WRITTEN EXERCISE: Pull out every line from the listing that has the word "object".

══════════════════════════════

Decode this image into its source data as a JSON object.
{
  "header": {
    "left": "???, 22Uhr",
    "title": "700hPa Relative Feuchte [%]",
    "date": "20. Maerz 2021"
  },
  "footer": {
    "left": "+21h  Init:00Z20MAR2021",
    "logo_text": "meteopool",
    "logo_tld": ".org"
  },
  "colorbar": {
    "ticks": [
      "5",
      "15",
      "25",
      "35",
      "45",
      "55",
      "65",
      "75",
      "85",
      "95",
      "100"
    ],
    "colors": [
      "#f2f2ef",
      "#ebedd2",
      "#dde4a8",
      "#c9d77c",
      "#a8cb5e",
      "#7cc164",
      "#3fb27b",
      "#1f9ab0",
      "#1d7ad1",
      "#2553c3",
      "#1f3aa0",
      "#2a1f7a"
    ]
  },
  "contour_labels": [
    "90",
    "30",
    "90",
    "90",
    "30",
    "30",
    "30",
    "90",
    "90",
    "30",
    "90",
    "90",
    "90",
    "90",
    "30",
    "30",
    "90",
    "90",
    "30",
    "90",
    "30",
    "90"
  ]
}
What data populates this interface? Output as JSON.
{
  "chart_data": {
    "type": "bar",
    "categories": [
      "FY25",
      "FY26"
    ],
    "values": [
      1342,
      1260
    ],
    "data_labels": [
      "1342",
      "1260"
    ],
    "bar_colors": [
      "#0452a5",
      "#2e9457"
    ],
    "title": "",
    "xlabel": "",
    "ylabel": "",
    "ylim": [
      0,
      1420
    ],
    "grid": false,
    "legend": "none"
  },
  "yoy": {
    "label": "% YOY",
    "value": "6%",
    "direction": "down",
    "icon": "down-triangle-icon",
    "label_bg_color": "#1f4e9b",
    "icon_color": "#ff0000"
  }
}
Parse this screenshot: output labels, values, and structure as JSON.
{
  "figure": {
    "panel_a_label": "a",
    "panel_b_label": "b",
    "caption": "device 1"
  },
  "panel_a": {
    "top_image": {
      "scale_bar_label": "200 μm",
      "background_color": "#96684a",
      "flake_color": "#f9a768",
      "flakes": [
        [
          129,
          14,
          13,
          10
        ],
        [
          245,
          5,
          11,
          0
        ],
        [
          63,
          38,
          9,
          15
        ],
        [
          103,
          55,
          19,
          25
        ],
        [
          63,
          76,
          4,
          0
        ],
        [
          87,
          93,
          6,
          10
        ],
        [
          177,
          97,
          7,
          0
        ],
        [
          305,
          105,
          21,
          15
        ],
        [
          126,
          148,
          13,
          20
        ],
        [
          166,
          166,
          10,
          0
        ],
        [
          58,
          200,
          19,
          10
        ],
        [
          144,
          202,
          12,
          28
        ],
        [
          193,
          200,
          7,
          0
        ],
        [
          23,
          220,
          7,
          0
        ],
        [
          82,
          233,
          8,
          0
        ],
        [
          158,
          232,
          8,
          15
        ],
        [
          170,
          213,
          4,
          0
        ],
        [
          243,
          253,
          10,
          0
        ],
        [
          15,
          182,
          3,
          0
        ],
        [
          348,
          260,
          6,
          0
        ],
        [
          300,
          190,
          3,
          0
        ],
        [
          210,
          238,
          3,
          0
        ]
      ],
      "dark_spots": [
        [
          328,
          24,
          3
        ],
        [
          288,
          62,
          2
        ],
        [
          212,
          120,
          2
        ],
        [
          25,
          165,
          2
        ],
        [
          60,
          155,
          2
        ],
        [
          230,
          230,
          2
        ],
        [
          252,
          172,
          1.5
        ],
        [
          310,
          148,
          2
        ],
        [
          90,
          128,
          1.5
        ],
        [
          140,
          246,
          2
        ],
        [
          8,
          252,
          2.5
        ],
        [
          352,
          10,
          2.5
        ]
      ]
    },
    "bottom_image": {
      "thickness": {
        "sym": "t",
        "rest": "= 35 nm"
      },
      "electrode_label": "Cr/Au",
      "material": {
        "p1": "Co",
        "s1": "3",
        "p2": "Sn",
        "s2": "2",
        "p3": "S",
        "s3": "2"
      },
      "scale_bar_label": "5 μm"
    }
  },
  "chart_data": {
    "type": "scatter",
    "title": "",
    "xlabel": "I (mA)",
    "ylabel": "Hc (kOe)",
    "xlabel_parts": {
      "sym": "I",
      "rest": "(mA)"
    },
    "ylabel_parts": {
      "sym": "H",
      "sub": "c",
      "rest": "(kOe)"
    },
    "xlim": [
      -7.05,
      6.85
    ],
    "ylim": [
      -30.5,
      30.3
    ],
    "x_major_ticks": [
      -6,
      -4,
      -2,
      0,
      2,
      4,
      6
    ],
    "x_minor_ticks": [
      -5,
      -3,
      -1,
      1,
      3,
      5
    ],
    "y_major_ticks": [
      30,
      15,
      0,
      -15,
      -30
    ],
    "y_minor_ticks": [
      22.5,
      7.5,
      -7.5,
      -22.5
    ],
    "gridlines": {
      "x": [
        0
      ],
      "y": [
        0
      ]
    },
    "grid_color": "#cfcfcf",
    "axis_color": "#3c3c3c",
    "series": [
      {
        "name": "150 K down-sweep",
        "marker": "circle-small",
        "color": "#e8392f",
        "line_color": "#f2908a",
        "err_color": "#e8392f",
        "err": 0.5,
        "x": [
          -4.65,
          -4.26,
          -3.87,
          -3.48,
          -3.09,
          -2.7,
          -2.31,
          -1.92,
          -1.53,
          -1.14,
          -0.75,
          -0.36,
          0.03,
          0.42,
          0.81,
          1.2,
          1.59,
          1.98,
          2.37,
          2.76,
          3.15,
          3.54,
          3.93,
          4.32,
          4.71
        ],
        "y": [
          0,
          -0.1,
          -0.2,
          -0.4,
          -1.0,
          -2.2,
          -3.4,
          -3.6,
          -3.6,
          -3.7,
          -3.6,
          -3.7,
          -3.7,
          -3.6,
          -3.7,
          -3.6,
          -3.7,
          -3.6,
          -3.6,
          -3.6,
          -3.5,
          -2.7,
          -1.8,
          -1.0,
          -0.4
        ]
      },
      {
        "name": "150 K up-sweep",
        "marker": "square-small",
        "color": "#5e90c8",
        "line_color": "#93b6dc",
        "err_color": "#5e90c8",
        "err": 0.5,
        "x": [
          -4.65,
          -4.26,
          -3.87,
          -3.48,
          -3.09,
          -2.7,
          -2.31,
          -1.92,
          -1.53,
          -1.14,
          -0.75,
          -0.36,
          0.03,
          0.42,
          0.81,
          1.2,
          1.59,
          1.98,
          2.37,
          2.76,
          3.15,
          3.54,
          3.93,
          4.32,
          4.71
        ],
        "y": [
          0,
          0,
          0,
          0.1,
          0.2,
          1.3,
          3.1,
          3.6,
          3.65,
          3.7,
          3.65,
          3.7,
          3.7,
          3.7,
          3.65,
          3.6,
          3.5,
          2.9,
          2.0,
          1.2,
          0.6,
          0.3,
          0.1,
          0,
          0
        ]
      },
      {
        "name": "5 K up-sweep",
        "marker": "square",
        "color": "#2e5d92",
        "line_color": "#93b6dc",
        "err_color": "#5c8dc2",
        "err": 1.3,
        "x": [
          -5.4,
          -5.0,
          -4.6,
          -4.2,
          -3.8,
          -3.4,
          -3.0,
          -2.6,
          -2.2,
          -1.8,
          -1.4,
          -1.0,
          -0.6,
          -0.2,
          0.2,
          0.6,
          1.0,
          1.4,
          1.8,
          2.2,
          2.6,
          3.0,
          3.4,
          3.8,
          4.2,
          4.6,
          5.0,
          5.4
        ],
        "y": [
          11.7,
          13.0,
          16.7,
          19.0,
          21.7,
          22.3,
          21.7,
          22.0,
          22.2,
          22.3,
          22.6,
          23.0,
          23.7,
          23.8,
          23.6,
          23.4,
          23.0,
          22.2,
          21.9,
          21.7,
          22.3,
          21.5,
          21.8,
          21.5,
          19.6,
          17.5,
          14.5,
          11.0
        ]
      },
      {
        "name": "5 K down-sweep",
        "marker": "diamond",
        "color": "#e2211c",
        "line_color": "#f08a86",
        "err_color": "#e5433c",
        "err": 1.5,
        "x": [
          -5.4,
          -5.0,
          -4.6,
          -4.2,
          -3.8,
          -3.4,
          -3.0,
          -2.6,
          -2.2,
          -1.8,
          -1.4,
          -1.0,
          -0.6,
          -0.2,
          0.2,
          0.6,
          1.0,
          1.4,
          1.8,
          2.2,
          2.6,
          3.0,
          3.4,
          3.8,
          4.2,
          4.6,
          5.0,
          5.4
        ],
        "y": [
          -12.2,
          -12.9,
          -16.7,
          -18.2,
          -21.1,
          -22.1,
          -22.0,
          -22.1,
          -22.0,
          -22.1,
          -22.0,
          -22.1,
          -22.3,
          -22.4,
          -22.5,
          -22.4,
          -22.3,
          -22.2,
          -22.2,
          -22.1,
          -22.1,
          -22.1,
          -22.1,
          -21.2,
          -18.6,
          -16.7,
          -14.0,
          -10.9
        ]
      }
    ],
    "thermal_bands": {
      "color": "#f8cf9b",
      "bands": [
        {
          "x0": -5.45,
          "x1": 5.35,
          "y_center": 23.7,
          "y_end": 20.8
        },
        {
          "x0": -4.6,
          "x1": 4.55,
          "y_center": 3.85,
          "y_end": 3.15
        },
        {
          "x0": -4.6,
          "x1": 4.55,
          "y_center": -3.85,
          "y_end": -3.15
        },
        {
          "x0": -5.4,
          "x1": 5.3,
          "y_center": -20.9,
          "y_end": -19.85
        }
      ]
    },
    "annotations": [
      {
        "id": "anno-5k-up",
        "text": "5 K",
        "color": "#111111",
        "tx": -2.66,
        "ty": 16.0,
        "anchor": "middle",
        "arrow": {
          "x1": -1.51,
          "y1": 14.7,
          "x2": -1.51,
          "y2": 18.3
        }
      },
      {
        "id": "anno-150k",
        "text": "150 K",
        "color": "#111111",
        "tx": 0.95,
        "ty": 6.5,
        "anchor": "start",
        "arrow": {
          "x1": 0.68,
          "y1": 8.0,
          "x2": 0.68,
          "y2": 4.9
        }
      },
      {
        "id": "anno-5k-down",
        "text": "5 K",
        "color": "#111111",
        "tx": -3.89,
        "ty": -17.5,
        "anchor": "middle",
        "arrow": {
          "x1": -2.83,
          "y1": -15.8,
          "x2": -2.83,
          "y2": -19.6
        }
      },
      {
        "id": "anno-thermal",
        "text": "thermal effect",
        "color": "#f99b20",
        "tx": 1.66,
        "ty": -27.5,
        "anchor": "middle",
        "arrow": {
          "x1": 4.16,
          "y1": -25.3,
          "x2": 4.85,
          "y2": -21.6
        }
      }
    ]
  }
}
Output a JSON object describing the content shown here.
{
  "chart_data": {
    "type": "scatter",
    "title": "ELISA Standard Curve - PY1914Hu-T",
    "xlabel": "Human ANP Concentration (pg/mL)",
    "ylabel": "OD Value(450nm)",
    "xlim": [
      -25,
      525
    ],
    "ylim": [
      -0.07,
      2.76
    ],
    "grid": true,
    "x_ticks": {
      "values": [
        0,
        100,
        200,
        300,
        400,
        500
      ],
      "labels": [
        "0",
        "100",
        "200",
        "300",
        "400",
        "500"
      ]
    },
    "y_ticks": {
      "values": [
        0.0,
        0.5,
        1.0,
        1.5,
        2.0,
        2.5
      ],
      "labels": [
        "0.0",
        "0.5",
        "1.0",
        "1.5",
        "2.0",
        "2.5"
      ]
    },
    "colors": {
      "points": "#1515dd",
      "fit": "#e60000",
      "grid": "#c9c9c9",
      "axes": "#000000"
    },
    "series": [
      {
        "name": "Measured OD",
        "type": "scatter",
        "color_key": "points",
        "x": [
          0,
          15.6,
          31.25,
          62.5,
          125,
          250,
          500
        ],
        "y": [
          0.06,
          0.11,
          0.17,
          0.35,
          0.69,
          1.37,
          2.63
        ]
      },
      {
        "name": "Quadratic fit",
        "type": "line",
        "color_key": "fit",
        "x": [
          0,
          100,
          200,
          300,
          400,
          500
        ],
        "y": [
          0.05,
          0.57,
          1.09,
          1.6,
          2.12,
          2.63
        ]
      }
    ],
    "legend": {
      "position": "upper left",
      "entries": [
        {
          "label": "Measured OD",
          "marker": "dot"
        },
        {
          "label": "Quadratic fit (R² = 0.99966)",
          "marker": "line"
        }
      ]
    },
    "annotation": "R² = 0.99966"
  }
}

══════════════════════════════

OUTPUT OF THE TASK:
Decode this image into its source data as a JSON object.
Output a JSON object describing the content shown here.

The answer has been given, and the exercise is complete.